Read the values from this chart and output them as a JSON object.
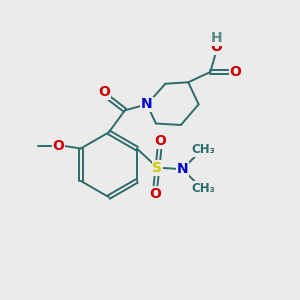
{
  "bg_color": "#ebebeb",
  "bond_color": "#2d6b6b",
  "atom_colors": {
    "O": "#cc0000",
    "N": "#0000cc",
    "S": "#cccc00",
    "H": "#5a8a8a",
    "C": "#2d6b6b"
  },
  "font_size_atom": 10,
  "font_size_label": 8.5
}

• _Problem requirements_: Transcribe the whole listing exactly. Pictures stay out of your copy.

• _Result of the exercise_:
Read the values from this chart and output them as a JSON object.
{
  "bg_color": "#ebebeb",
  "bond_color": "#2d6b6b",
  "atom_colors": {
    "O": "#cc0000",
    "N": "#0000cc",
    "S": "#cccc00",
    "H": "#5a8a8a",
    "C": "#2d6b6b"
  },
  "font_size_atom": 10,
  "font_size_label": 8.5
}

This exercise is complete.